Return all of the entries exactly as written.
begin
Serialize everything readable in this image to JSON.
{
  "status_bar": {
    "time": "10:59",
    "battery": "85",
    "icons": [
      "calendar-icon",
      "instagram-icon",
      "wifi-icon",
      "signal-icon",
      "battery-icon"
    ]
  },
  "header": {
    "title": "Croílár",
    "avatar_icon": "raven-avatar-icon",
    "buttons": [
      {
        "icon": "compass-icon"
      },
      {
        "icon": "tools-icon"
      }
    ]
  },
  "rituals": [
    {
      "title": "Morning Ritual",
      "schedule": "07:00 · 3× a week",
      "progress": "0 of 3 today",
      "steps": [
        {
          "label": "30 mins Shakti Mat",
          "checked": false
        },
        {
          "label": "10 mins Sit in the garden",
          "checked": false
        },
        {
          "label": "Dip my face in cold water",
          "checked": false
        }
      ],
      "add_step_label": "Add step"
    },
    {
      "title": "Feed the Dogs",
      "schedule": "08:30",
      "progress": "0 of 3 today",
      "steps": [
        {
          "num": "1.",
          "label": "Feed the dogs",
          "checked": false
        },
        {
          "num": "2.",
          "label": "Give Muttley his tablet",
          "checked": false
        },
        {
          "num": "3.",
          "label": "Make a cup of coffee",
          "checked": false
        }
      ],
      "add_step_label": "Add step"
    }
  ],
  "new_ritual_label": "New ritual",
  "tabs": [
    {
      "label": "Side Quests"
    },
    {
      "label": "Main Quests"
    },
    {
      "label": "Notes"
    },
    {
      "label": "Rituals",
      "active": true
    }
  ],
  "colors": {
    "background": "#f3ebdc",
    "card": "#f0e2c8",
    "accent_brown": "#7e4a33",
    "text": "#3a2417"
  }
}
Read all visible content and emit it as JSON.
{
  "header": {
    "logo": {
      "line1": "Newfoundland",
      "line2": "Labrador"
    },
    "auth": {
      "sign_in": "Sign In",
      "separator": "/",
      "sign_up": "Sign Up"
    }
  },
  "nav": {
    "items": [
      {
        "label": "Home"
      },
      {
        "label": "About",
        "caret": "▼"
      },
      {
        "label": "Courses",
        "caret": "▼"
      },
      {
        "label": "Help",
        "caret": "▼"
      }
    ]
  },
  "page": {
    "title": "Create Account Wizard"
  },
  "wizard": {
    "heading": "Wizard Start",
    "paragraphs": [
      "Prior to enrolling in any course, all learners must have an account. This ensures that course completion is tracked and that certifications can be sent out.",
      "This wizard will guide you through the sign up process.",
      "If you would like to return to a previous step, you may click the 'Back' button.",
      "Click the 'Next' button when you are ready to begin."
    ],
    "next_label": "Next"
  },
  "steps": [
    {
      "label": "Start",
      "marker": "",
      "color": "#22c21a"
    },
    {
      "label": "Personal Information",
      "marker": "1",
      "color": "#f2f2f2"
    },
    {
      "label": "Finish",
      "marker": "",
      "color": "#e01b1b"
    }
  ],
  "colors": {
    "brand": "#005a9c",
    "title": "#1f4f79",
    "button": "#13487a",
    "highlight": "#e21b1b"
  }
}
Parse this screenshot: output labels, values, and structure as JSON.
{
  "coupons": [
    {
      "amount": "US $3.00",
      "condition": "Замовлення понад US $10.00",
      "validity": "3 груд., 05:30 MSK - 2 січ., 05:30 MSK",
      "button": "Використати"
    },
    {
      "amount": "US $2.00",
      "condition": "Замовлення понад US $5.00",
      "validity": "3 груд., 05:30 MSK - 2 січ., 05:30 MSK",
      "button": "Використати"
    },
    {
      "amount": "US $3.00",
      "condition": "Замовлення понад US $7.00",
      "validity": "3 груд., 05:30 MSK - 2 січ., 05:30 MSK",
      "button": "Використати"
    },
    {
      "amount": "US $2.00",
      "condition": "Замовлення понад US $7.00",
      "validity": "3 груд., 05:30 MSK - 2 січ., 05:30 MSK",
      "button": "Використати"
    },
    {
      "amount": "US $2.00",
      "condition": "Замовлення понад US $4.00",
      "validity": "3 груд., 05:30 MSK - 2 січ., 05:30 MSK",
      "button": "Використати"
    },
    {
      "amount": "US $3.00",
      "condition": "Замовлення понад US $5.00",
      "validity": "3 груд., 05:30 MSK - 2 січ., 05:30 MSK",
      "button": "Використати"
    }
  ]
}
end
— Result —
Serialize everything readable in this image to JSON.
{
  "status_bar": {
    "time": "10:59",
    "battery": "85",
    "icons": [
      "calendar-icon",
      "instagram-icon",
      "wifi-icon",
      "signal-icon",
      "battery-icon"
    ]
  },
  "header": {
    "title": "Croílár",
    "avatar_icon": "raven-avatar-icon",
    "buttons": [
      {
        "icon": "compass-icon"
      },
      {
        "icon": "tools-icon"
      }
    ]
  },
  "rituals": [
    {
      "title": "Morning Ritual",
      "schedule": "07:00 · 3× a week",
      "progress": "0 of 3 today",
      "steps": [
        {
          "label": "30 mins Shakti Mat",
          "checked": false
        },
        {
          "label": "10 mins Sit in the garden",
          "checked": false
        },
        {
          "label": "Dip my face in cold water",
          "checked": false
        }
      ],
      "add_step_label": "Add step"
    },
    {
      "title": "Feed the Dogs",
      "schedule": "08:30",
      "progress": "0 of 3 today",
      "steps": [
        {
          "num": "1.",
          "label": "Feed the dogs",
          "checked": false
        },
        {
          "num": "2.",
          "label": "Give Muttley his tablet",
          "checked": false
        },
        {
          "num": "3.",
          "label": "Make a cup of coffee",
          "checked": false
        }
      ],
      "add_step_label": "Add step"
    }
  ],
  "new_ritual_label": "New ritual",
  "tabs": [
    {
      "label": "Side Quests"
    },
    {
      "label": "Main Quests"
    },
    {
      "label": "Notes"
    },
    {
      "label": "Rituals",
      "active": true
    }
  ],
  "colors": {
    "background": "#f3ebdc",
    "card": "#f0e2c8",
    "accent_brown": "#7e4a33",
    "text": "#3a2417"
  }
}
Read all visible content and emit it as JSON.
{
  "header": {
    "logo": {
      "line1": "Newfoundland",
      "line2": "Labrador"
    },
    "auth": {
      "sign_in": "Sign In",
      "separator": "/",
      "sign_up": "Sign Up"
    }
  },
  "nav": {
    "items": [
      {
        "label": "Home"
      },
      {
        "label": "About",
        "caret": "▼"
      },
      {
        "label": "Courses",
        "caret": "▼"
      },
      {
        "label": "Help",
        "caret": "▼"
      }
    ]
  },
  "page": {
    "title": "Create Account Wizard"
  },
  "wizard": {
    "heading": "Wizard Start",
    "paragraphs": [
      "Prior to enrolling in any course, all learners must have an account. This ensures that course completion is tracked and that certifications can be sent out.",
      "This wizard will guide you through the sign up process.",
      "If you would like to return to a previous step, you may click the 'Back' button.",
      "Click the 'Next' button when you are ready to begin."
    ],
    "next_label": "Next"
  },
  "steps": [
    {
      "label": "Start",
      "marker": "",
      "color": "#22c21a"
    },
    {
      "label": "Personal Information",
      "marker": "1",
      "color": "#f2f2f2"
    },
    {
      "label": "Finish",
      "marker": "",
      "color": "#e01b1b"
    }
  ],
  "colors": {
    "brand": "#005a9c",
    "title": "#1f4f79",
    "button": "#13487a",
    "highlight": "#e21b1b"
  }
}
Parse this screenshot: output labels, values, and structure as JSON.
{
  "coupons": [
    {
      "amount": "US $3.00",
      "condition": "Замовлення понад US $10.00",
      "validity": "3 груд., 05:30 MSK - 2 січ., 05:30 MSK",
      "button": "Використати"
    },
    {
      "amount": "US $2.00",
      "condition": "Замовлення понад US $5.00",
      "validity": "3 груд., 05:30 MSK - 2 січ., 05:30 MSK",
      "button": "Використати"
    },
    {
      "amount": "US $3.00",
      "condition": "Замовлення понад US $7.00",
      "validity": "3 груд., 05:30 MSK - 2 січ., 05:30 MSK",
      "button": "Використати"
    },
    {
      "amount": "US $2.00",
      "condition": "Замовлення понад US $7.00",
      "validity": "3 груд., 05:30 MSK - 2 січ., 05:30 MSK",
      "button": "Використати"
    },
    {
      "amount": "US $2.00",
      "condition": "Замовлення понад US $4.00",
      "validity": "3 груд., 05:30 MSK - 2 січ., 05:30 MSK",
      "button": "Використати"
    },
    {
      "amount": "US $3.00",
      "condition": "Замовлення понад US $5.00",
      "validity": "3 груд., 05:30 MSK - 2 січ., 05:30 MSK",
      "button": "Використати"
    }
  ]
}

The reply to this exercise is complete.